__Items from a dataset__
◆ ◆ ◆
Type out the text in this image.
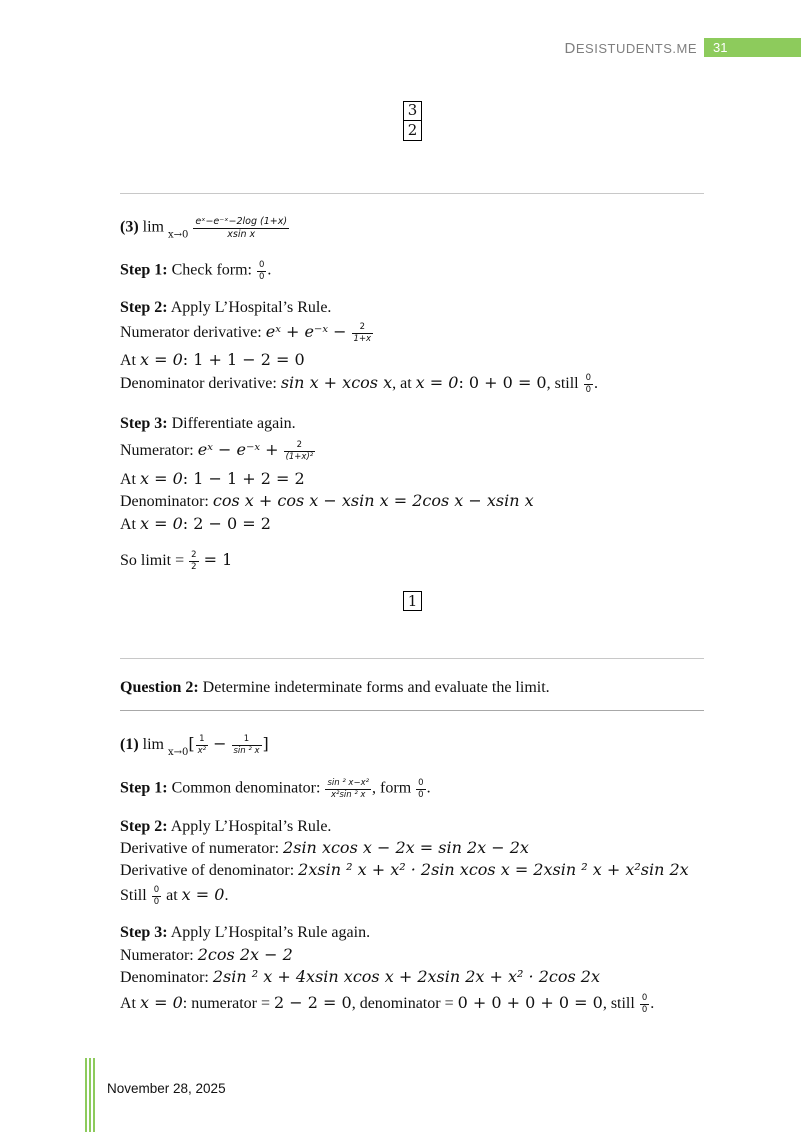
DESISTUDENTS.ME	31
$\frac{3}{2}$
(3) $\lim _{x\to 0} \frac{\text{eˣ−e⁻ˣ−2log (1+x)}}{\text{xsin x}}$
Step 1: Check form: $\frac{0}{0}$ .
Step 2: Apply L’Hospital’s Rule.
Numerator derivative: eˣ + e⁻ˣ − $\frac{2}{1+x}$
At x = 0: 1 + 1 − 2 = 0
Denominator derivative: sin x + xcos x, at x = 0: 0 + 0 = 0, still $\frac{0}{0}$ .
Step 3: Differentiate again.
Numerator: eˣ − e⁻ˣ + $\frac{2}{\text{(1+x)²}}$
At x = 0: 1 − 1 + 2 = 2
Denominator: cos x + cos x − xsin x = 2cos x − xsin x
At x = 0: 2 − 0 = 2
So limit = $\frac{2}{2} = 1$
1
Question 2: Determine indeterminate forms and evaluate the limit.
(1) $\lim _{x\to 0}[ \frac{1}{\text{x²}} - \frac{1}{\text{sin ² x}}$ ]
Step 1: Common denominator: $\frac{\text{sin ² x−x²}}{\text{x²sin ² x}}$ , form $\frac{0}{0}$ .
Step 2: Apply L’Hospital’s Rule.
Derivative of numerator: 2sin xcos x − 2x = sin 2x − 2x
Derivative of denominator: 2xsin ² x + x² · 2sin xcos x = 2xsin ² x + x²sin 2x
Still $\frac{0}{0}$ at x = 0.
Step 3: Apply L’Hospital’s Rule again.
Numerator: 2cos 2x − 2
Denominator: 2sin ² x + 4xsin xcos x + 2xsin 2x + x² · 2cos 2x
At x = 0: numerator = 2 − 2 = 0, denominator = 0 + 0 + 0 + 0 = 0, still $\frac{0}{0}$ .
November 28, 2025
◆ ◆ ◆
Going through the data above, count the lines where the string "Step" appears, and answer with only that number.

6